INSTRUCTIONS TO FOLLOW:
Repeat every line of the data exactly, but not the pictures.

— Start of RECORDS PROVIDED —

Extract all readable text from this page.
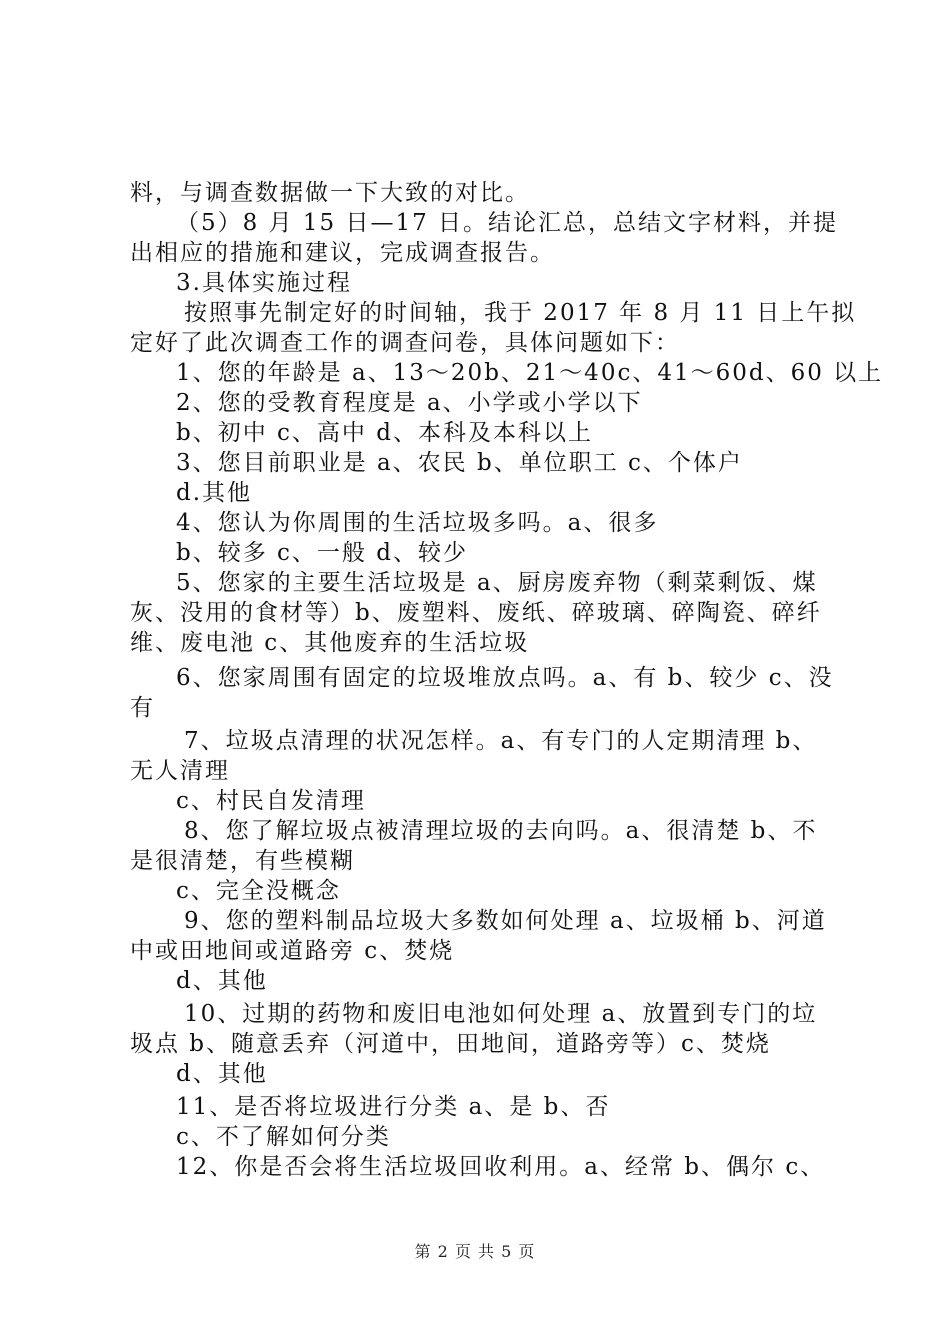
料，与调查数据做一下大致的对比。
（5）8 月 15 日—17 日。结论汇总，总结文字材料，并提
出相应的措施和建议，完成调查报告。
3.具体实施过程
按照事先制定好的时间轴，我于 2017 年 8 月 11 日上午拟
定好了此次调查工作的调查问卷，具体问题如下：
1、您的年龄是 a、13～20b、21～40c、41～60d、60 以上
2、您的受教育程度是 a、小学或小学以下
b、初中 c、高中 d、本科及本科以上
3、您目前职业是 a、农民 b、单位职工 c、个体户
d.其他
4、您认为你周围的生活垃圾多吗。a、很多
b、较多 c、一般 d、较少
5、您家的主要生活垃圾是 a、厨房废弃物（剩菜剩饭、煤
灰、没用的食材等）b、废塑料、废纸、碎玻璃、碎陶瓷、碎纤
维、废电池 c、其他废弃的生活垃圾
6、您家周围有固定的垃圾堆放点吗。a、有 b、较少 c、没
有
7、垃圾点清理的状况怎样。a、有专门的人定期清理 b、
无人清理
c、村民自发清理
8、您了解垃圾点被清理垃圾的去向吗。a、很清楚 b、不
是很清楚，有些模糊
c、完全没概念
9、您的塑料制品垃圾大多数如何处理 a、垃圾桶 b、河道
中或田地间或道路旁 c、焚烧
d、其他
10、过期的药物和废旧电池如何处理 a、放置到专门的垃
圾点 b、随意丢弃（河道中，田地间，道路旁等）c、焚烧
d、其他
11、是否将垃圾进行分类 a、是 b、否
c、不了解如何分类
12、你是否会将生活垃圾回收利用。a、经常 b、偶尔 c、
第 2 页 共 5 页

— End of RECORDS PROVIDED —

FULL OUTPUT:
Extract all readable text from this page.
料，与调查数据做一下大致的对比。
（5）8 月 15 日—17 日。结论汇总，总结文字材料，并提
出相应的措施和建议，完成调查报告。
3.具体实施过程
按照事先制定好的时间轴，我于 2017 年 8 月 11 日上午拟
定好了此次调查工作的调查问卷，具体问题如下：
1、您的年龄是 a、13～20b、21～40c、41～60d、60 以上
2、您的受教育程度是 a、小学或小学以下
b、初中 c、高中 d、本科及本科以上
3、您目前职业是 a、农民 b、单位职工 c、个体户
d.其他
4、您认为你周围的生活垃圾多吗。a、很多
b、较多 c、一般 d、较少
5、您家的主要生活垃圾是 a、厨房废弃物（剩菜剩饭、煤
灰、没用的食材等）b、废塑料、废纸、碎玻璃、碎陶瓷、碎纤
维、废电池 c、其他废弃的生活垃圾
6、您家周围有固定的垃圾堆放点吗。a、有 b、较少 c、没
有
7、垃圾点清理的状况怎样。a、有专门的人定期清理 b、
无人清理
c、村民自发清理
8、您了解垃圾点被清理垃圾的去向吗。a、很清楚 b、不
是很清楚，有些模糊
c、完全没概念
9、您的塑料制品垃圾大多数如何处理 a、垃圾桶 b、河道
中或田地间或道路旁 c、焚烧
d、其他
10、过期的药物和废旧电池如何处理 a、放置到专门的垃
圾点 b、随意丢弃（河道中，田地间，道路旁等）c、焚烧
d、其他
11、是否将垃圾进行分类 a、是 b、否
c、不了解如何分类
12、你是否会将生活垃圾回收利用。a、经常 b、偶尔 c、
第 2 页 共 5 页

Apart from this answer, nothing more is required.